Problem to solve.
Look through the lines below and extract each one that contains "Count".
________
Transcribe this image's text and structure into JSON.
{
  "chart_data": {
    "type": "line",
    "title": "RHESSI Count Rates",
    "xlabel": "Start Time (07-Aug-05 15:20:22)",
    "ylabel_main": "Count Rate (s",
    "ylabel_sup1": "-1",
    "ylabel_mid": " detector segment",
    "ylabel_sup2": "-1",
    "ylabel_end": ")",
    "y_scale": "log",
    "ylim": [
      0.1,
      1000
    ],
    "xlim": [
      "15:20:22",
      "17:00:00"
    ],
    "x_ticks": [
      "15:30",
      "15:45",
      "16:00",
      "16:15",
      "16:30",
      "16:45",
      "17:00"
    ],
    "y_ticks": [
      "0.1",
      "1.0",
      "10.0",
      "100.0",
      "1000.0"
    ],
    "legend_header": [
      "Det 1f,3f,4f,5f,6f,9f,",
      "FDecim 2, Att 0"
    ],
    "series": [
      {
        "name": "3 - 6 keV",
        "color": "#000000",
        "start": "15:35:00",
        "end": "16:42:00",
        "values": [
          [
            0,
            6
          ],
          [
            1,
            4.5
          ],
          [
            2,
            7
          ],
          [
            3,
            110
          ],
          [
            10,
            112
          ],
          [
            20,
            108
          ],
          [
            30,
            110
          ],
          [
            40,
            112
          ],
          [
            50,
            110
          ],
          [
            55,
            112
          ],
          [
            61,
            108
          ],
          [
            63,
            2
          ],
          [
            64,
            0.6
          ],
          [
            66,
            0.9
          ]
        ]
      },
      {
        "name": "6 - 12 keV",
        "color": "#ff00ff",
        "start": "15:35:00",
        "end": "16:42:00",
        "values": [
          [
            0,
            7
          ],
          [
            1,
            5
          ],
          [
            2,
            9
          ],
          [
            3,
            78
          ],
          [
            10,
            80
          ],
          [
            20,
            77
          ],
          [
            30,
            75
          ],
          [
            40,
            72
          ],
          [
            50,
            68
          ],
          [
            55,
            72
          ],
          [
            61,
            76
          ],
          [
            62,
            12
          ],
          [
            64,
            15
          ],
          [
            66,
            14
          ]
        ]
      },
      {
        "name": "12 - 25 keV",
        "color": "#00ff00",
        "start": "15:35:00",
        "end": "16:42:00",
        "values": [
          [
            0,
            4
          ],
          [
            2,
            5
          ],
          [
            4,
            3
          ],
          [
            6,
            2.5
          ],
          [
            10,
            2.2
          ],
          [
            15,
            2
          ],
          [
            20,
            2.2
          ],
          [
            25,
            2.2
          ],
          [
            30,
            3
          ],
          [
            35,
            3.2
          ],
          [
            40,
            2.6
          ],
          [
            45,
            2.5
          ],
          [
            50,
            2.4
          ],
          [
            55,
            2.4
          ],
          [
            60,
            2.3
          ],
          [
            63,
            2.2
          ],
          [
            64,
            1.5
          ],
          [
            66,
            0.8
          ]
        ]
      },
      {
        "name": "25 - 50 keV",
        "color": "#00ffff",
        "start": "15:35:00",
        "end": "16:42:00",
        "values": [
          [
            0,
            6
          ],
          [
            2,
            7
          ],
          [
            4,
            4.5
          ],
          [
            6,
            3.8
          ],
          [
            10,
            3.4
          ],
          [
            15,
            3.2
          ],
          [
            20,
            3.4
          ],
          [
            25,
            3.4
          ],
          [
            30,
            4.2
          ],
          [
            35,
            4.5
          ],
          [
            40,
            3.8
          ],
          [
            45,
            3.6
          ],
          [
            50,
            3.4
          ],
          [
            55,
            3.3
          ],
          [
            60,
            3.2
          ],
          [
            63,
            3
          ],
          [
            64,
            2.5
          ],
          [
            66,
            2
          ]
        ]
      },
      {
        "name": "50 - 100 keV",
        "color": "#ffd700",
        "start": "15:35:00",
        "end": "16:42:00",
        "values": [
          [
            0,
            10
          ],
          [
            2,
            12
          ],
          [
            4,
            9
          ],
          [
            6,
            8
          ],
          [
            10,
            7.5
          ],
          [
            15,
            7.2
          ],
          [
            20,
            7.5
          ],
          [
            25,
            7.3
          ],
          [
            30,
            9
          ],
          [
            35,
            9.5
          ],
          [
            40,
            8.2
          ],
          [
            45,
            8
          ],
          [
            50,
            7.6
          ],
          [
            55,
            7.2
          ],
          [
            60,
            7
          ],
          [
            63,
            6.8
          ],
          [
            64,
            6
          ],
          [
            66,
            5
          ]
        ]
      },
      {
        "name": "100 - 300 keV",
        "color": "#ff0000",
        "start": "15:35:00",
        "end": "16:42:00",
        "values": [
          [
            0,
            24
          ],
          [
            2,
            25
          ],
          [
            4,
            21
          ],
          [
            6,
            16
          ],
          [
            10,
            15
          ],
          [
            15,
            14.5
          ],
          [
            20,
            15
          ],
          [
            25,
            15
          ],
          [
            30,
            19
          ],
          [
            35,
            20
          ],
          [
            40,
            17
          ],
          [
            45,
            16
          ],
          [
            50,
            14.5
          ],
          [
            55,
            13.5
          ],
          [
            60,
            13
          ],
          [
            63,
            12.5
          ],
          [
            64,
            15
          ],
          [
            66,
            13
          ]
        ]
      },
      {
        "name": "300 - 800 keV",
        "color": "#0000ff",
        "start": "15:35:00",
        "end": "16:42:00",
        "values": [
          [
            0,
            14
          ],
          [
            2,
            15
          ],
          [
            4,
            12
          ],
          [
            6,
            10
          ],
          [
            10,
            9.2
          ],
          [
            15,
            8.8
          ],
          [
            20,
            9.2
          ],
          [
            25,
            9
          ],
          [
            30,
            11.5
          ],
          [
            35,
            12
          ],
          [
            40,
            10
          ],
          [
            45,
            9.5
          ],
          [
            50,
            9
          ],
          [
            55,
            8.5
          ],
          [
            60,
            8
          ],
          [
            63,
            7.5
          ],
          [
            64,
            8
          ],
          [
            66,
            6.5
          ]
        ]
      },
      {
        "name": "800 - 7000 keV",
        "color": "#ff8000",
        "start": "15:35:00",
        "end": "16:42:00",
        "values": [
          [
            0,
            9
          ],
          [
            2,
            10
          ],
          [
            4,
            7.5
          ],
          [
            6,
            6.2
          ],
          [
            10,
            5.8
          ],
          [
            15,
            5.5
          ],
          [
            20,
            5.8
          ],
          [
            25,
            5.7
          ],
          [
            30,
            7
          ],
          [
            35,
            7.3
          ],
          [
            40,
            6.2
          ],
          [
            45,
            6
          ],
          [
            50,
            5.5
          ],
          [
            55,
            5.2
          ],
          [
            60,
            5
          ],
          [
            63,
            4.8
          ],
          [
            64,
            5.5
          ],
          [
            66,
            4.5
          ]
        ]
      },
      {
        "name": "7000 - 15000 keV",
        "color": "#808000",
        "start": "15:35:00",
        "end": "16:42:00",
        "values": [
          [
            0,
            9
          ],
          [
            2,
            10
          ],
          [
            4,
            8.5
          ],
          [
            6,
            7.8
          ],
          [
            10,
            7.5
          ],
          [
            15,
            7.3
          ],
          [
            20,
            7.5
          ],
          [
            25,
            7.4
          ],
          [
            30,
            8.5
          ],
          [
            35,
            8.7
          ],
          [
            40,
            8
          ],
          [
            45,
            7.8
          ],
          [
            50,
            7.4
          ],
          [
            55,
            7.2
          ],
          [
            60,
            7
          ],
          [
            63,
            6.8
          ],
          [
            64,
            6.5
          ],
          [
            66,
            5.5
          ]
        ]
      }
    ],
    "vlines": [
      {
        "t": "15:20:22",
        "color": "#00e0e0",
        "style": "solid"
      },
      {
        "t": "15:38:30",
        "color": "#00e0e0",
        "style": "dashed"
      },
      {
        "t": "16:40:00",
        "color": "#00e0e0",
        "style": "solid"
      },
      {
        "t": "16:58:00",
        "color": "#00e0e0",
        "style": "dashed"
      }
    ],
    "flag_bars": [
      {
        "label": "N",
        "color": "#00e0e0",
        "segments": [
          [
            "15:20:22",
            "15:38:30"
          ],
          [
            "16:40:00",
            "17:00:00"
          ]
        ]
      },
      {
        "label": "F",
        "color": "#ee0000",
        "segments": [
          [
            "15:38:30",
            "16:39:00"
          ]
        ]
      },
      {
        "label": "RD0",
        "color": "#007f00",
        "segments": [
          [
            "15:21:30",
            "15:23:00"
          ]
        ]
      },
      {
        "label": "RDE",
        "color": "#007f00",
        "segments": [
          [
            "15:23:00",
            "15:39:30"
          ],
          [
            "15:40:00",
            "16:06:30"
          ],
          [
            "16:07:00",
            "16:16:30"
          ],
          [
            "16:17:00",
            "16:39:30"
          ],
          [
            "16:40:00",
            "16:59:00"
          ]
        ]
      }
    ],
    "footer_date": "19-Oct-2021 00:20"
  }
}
________
Answer below.
    "title": "RHESSI Count Rates",
    "ylabel_main": "Count Rate (s",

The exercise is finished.